Recast the records below as a Markdown table with two columns, Row and Record line. Give each line its own numbered row and leave out blank lines.
### Available data
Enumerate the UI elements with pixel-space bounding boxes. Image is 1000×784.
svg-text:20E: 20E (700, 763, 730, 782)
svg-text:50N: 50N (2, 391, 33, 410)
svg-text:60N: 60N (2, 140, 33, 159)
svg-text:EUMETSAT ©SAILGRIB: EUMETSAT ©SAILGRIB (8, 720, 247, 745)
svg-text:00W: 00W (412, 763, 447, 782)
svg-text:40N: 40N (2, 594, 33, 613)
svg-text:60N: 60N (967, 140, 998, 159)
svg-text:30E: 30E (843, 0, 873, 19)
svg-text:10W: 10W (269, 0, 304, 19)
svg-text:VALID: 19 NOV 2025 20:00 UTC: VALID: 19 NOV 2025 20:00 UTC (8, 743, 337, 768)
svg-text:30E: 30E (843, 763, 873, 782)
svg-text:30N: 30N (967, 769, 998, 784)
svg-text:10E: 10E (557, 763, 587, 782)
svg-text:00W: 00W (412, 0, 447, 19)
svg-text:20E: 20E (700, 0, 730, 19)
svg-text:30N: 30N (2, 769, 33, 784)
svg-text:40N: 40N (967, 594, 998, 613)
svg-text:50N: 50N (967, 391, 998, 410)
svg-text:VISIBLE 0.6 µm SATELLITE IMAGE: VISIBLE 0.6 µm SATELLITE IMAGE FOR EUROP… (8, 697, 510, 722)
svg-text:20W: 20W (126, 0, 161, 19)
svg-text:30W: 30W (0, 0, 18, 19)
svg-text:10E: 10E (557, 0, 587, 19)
######
# Answer:
| Row | Record line |
|---|---|
| 1 | Enumerate the UI elements with pixel-space bounding boxes. Image is 1000×784. |
| 2 | svg-text:20E: 20E (700, 763, 730, 782) |
| 3 | svg-text:50N: 50N (2, 391, 33, 410) |
| 4 | svg-text:60N: 60N (2, 140, 33, 159) |
| 5 | svg-text:EUMETSAT ©SAILGRIB: EUMETSAT ©SAILGRIB (8, 720, 247, 745) |
| 6 | svg-text:00W: 00W (412, 763, 447, 782) |
| 7 | svg-text:40N: 40N (2, 594, 33, 613) |
| 8 | svg-text:60N: 60N (967, 140, 998, 159) |
| 9 | svg-text:30E: 30E (843, 0, 873, 19) |
| 10 | svg-text:10W: 10W (269, 0, 304, 19) |
| 11 | svg-text:VALID: 19 NOV 2025 20:00 UTC: VALID: 19 NOV 2025 20:00 UTC (8, 743, 337, 768) |
| 12 | svg-text:30E: 30E (843, 763, 873, 782) |
| 13 | svg-text:30N: 30N (967, 769, 998, 784) |
| 14 | svg-text:10E: 10E (557, 763, 587, 782) |
| 15 | svg-text:00W: 00W (412, 0, 447, 19) |
| 16 | svg-text:20E: 20E (700, 0, 730, 19) |
| 17 | svg-text:30N: 30N (2, 769, 33, 784) |
| 18 | svg-text:40N: 40N (967, 594, 998, 613) |
| 19 | svg-text:50N: 50N (967, 391, 998, 410) |
| 20 | svg-text:VISIBLE 0.6 µm SATELLITE IMAGE: VISIBLE 0.6 µm SATELLITE IMAGE FOR EUROP… (8, 697, 510, 722) |
| 21 | svg-text:20W: 20W (126, 0, 161, 19) |
| 22 | svg-text:30W: 30W (0, 0, 18, 19) |
| 23 | svg-text:10E: 10E (557, 0, 587, 19) |